> _Exercise requirements_
Using the data below, copy every line that contains the word "region".

[Collected data]
__________

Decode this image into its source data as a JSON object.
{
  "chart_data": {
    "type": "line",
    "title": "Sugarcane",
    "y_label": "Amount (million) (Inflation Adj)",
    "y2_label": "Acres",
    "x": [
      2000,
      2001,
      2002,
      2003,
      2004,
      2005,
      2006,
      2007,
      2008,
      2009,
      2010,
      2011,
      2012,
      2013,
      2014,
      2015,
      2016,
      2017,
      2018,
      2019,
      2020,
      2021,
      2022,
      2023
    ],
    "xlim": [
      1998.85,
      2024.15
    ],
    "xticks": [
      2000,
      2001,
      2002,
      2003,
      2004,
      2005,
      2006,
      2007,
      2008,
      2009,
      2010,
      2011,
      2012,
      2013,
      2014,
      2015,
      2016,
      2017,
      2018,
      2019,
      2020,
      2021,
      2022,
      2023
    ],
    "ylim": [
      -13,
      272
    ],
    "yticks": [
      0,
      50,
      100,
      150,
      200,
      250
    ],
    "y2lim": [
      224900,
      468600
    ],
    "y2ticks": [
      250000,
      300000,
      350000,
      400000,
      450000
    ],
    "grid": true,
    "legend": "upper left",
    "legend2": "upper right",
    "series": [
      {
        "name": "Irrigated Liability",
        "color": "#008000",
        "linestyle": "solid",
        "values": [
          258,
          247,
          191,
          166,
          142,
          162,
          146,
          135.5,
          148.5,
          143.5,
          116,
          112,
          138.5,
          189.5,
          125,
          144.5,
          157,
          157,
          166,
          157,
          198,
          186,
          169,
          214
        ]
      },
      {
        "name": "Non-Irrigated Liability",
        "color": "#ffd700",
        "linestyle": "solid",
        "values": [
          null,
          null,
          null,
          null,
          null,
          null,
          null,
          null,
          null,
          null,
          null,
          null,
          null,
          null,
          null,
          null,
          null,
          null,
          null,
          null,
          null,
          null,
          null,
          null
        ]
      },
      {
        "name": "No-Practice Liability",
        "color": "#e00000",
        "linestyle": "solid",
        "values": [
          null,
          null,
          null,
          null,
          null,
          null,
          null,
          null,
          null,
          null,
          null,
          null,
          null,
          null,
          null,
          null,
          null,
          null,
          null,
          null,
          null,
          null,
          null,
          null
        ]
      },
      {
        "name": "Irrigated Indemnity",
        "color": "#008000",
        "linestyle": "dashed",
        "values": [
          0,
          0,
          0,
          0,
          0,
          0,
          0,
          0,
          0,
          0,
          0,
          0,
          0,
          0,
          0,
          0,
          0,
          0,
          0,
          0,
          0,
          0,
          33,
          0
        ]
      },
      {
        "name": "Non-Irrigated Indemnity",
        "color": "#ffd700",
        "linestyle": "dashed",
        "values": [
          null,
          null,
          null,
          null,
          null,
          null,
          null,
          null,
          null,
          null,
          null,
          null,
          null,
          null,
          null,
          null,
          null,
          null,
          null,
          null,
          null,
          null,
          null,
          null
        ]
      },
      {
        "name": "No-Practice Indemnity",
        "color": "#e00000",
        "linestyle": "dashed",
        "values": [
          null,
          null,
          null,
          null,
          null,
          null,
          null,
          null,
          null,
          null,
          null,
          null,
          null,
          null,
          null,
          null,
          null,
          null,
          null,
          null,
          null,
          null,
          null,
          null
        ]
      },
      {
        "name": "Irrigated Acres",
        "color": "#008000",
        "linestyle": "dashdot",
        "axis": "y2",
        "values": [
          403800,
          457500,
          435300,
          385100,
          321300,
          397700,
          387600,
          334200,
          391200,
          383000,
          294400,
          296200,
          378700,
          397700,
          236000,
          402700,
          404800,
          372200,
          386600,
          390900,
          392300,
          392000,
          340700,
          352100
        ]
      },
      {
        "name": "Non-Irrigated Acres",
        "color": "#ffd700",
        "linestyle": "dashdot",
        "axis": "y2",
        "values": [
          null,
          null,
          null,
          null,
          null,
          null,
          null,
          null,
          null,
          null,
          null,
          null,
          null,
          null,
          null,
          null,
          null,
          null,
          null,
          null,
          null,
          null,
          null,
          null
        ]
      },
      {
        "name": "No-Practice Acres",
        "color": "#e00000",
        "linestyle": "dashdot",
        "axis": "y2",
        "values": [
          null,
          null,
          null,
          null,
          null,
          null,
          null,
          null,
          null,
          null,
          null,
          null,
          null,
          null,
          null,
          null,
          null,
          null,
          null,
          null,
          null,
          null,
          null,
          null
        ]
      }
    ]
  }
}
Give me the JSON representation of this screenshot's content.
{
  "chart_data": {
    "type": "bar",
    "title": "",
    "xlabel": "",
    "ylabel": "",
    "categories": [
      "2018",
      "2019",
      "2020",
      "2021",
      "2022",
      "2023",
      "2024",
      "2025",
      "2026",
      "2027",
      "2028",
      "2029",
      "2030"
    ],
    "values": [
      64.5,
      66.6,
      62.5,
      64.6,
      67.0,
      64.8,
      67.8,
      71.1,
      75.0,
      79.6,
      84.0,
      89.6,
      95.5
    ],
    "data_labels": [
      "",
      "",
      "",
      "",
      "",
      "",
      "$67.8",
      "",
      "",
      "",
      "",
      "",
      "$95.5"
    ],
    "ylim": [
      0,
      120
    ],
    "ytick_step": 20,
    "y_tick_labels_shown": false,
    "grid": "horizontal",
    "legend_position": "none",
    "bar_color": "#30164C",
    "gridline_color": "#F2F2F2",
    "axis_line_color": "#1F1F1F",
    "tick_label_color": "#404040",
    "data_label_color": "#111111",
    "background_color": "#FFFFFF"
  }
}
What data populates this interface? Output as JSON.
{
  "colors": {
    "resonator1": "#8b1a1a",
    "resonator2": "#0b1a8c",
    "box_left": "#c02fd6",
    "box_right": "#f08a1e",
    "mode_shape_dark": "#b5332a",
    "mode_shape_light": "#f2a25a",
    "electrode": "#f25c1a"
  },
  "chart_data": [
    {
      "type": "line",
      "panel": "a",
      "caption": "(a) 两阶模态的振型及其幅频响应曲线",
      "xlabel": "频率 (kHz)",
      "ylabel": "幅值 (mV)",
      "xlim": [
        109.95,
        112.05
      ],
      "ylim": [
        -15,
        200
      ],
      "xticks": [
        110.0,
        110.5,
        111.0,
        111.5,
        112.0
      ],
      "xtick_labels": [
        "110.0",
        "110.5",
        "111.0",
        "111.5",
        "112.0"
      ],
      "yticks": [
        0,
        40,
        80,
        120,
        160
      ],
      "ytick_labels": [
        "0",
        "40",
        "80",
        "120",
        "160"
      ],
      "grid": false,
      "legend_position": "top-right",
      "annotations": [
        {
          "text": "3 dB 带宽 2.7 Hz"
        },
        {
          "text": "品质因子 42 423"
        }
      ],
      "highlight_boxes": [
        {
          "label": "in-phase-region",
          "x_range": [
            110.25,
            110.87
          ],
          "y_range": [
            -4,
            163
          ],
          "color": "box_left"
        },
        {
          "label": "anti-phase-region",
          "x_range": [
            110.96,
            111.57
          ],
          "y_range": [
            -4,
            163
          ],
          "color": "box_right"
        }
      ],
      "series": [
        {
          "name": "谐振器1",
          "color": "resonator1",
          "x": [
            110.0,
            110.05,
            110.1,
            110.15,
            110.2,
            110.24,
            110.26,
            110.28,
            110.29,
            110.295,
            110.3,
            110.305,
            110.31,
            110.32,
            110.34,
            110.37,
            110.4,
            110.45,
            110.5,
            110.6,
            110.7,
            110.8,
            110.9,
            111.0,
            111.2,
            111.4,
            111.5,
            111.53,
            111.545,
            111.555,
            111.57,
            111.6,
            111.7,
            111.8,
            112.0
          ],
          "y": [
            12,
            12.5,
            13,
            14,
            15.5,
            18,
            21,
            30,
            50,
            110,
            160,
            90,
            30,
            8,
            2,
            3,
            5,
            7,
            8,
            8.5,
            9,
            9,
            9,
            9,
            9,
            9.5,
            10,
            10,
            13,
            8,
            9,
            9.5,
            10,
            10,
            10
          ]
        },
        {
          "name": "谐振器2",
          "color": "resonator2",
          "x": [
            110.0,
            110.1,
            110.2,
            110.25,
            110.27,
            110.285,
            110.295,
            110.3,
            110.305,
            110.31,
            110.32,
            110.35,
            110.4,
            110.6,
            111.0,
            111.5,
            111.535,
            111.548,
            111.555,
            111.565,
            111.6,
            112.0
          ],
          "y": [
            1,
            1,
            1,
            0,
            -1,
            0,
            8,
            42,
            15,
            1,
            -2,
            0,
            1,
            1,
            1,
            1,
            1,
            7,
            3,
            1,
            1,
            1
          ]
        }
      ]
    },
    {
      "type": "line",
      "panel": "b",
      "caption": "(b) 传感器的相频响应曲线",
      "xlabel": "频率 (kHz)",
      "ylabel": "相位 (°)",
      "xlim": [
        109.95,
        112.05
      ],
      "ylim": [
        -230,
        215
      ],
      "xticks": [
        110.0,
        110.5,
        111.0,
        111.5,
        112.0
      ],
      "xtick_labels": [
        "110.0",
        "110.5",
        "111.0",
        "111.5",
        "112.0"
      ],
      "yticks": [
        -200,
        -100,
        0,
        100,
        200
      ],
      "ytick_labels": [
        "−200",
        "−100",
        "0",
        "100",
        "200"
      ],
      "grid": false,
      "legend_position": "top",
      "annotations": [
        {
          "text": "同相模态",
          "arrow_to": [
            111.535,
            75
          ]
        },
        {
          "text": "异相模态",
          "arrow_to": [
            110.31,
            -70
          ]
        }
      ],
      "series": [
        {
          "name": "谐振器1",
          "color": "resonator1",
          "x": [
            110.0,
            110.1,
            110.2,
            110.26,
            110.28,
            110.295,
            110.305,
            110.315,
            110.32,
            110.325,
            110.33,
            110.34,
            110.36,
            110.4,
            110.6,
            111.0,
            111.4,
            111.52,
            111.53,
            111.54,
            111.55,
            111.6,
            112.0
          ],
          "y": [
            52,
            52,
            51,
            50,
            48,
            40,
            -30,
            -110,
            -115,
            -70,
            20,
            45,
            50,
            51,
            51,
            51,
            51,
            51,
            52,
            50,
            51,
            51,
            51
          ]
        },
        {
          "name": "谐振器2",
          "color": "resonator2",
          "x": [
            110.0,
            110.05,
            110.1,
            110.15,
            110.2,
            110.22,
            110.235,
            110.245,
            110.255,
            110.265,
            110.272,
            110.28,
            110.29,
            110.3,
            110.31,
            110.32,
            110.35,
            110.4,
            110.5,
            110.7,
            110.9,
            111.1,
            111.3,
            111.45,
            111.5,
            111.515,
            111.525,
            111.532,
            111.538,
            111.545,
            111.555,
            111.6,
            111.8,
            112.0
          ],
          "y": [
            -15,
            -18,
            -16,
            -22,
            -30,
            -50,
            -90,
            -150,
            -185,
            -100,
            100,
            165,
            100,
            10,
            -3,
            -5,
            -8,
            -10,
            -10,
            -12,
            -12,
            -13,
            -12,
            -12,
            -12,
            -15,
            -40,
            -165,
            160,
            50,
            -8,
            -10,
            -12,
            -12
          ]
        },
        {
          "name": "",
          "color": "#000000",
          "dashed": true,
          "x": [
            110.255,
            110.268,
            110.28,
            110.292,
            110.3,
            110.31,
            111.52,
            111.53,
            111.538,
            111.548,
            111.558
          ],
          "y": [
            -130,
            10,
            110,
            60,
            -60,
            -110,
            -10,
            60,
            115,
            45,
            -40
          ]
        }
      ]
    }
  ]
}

__________

> _Solved exercise_
          "label": "in-phase-region",
          "label": "anti-phase-region",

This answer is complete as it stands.